[start of Material shown]

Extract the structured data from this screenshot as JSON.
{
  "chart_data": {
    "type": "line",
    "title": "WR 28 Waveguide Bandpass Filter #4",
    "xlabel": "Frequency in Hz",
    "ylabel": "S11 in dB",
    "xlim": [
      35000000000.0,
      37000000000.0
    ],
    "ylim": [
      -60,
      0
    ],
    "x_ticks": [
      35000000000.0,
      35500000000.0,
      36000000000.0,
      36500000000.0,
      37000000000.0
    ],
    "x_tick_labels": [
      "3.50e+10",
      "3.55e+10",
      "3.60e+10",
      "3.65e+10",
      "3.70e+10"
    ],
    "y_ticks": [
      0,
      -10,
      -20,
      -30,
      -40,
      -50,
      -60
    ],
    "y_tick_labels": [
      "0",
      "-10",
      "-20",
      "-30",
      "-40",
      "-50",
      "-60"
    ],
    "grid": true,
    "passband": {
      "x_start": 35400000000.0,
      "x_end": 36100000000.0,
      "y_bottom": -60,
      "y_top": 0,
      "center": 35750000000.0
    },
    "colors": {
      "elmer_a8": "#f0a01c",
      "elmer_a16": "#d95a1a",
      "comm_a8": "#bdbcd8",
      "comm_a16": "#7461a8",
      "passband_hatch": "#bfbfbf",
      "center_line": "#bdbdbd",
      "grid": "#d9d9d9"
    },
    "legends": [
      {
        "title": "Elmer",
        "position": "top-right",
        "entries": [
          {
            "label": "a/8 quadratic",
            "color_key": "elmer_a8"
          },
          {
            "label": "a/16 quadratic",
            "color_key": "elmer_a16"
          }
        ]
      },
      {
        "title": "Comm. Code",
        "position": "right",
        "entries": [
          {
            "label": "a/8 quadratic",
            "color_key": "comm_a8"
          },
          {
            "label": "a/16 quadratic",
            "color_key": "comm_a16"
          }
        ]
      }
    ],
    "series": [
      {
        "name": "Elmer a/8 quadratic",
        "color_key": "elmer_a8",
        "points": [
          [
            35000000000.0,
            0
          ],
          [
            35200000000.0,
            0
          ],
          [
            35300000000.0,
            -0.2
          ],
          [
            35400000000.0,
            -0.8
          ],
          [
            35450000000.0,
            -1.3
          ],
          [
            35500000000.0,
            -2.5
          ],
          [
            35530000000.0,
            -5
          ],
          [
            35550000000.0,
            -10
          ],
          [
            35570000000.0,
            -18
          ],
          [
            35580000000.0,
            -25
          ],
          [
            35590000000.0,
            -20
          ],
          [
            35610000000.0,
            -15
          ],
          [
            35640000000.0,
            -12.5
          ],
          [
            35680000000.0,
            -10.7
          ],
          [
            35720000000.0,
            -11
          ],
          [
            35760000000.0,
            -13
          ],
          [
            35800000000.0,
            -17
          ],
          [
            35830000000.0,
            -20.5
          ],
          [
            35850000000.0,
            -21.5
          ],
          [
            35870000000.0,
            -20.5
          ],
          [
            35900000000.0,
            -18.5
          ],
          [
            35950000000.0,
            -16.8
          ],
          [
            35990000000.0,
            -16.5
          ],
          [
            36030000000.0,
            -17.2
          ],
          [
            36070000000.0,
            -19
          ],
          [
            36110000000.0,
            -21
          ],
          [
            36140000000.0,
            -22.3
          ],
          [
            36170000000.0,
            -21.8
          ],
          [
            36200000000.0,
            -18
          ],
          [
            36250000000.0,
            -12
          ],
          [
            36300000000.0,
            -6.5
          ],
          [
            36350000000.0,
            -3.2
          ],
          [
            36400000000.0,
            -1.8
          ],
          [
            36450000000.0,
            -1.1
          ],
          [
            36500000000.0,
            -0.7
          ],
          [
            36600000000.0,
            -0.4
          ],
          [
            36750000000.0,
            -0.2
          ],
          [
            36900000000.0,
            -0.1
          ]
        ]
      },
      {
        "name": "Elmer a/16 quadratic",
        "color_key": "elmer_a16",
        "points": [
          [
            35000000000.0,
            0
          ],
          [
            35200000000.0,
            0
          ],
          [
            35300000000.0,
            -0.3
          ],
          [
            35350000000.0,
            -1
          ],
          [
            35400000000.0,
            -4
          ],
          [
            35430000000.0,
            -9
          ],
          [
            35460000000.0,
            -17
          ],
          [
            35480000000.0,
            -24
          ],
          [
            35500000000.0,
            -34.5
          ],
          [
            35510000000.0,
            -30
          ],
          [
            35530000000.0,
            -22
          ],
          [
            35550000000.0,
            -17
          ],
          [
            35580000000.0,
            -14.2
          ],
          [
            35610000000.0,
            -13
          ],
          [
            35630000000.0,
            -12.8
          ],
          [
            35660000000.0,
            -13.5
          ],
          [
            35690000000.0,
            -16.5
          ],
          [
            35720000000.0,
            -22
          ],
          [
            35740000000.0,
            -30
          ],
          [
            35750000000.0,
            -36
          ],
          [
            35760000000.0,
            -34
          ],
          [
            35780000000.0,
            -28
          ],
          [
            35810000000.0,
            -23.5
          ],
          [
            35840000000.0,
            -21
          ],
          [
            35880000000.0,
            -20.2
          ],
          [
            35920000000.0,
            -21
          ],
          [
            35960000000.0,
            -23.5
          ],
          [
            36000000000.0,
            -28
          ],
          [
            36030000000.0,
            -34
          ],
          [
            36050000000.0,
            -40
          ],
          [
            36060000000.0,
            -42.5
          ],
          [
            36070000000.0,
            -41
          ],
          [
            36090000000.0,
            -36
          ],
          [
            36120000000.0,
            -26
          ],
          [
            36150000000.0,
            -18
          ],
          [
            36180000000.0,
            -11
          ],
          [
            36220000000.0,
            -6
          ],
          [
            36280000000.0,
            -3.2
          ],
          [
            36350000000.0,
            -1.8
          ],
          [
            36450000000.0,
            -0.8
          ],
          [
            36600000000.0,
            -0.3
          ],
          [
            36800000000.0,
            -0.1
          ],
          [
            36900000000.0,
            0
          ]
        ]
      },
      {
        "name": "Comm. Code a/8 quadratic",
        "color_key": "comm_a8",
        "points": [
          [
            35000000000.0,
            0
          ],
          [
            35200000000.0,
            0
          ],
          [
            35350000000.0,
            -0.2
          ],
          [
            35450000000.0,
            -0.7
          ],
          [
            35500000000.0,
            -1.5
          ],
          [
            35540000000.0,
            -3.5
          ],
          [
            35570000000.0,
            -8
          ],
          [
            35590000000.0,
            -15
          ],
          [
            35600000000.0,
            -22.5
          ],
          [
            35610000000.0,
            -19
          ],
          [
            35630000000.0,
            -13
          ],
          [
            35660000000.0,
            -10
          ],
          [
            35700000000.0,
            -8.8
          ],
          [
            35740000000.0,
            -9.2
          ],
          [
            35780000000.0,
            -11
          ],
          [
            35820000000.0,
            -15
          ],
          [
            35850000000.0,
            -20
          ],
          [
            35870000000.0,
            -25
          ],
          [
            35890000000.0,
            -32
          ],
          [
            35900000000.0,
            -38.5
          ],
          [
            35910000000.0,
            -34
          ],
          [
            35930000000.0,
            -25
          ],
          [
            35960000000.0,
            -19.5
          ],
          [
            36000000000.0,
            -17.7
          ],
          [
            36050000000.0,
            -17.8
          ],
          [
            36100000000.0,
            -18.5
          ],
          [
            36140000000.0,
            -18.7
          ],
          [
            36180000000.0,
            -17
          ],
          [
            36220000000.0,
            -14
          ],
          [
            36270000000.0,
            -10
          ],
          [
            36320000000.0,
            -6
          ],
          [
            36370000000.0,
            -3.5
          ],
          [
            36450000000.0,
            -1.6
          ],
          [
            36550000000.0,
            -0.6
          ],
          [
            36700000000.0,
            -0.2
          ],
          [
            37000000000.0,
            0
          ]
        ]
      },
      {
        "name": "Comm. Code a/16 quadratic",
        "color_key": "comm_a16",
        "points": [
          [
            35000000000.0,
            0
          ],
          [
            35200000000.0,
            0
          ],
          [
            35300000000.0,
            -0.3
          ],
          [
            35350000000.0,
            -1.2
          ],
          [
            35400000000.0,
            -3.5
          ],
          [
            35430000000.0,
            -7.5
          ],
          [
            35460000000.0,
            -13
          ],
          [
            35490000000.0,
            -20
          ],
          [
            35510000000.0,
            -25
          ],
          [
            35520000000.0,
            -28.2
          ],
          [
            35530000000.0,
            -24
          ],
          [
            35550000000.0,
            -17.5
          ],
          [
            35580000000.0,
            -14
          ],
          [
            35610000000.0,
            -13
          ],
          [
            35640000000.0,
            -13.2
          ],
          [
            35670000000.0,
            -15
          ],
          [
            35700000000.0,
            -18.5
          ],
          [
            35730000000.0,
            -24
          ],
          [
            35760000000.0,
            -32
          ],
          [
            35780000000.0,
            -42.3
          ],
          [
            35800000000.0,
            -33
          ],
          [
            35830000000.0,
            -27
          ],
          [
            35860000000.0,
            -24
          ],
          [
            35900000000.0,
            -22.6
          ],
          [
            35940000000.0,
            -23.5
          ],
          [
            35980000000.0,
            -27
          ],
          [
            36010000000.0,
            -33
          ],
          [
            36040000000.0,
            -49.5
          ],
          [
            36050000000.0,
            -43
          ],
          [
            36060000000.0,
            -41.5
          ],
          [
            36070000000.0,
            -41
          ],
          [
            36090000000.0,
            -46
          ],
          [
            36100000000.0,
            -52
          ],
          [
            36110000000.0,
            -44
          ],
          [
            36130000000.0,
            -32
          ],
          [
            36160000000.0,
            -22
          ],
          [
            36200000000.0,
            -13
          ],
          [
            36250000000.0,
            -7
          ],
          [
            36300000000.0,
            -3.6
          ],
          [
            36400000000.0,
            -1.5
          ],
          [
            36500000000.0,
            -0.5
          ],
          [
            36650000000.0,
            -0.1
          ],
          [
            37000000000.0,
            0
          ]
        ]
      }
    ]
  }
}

[end of Material shown]

Wherever the word "Code" occurs in a line of the listing, copy that line.

        "title": "Comm. Code",
        "name": "Comm. Code a/8 quadratic",
        "name": "Comm. Code a/16 quadratic",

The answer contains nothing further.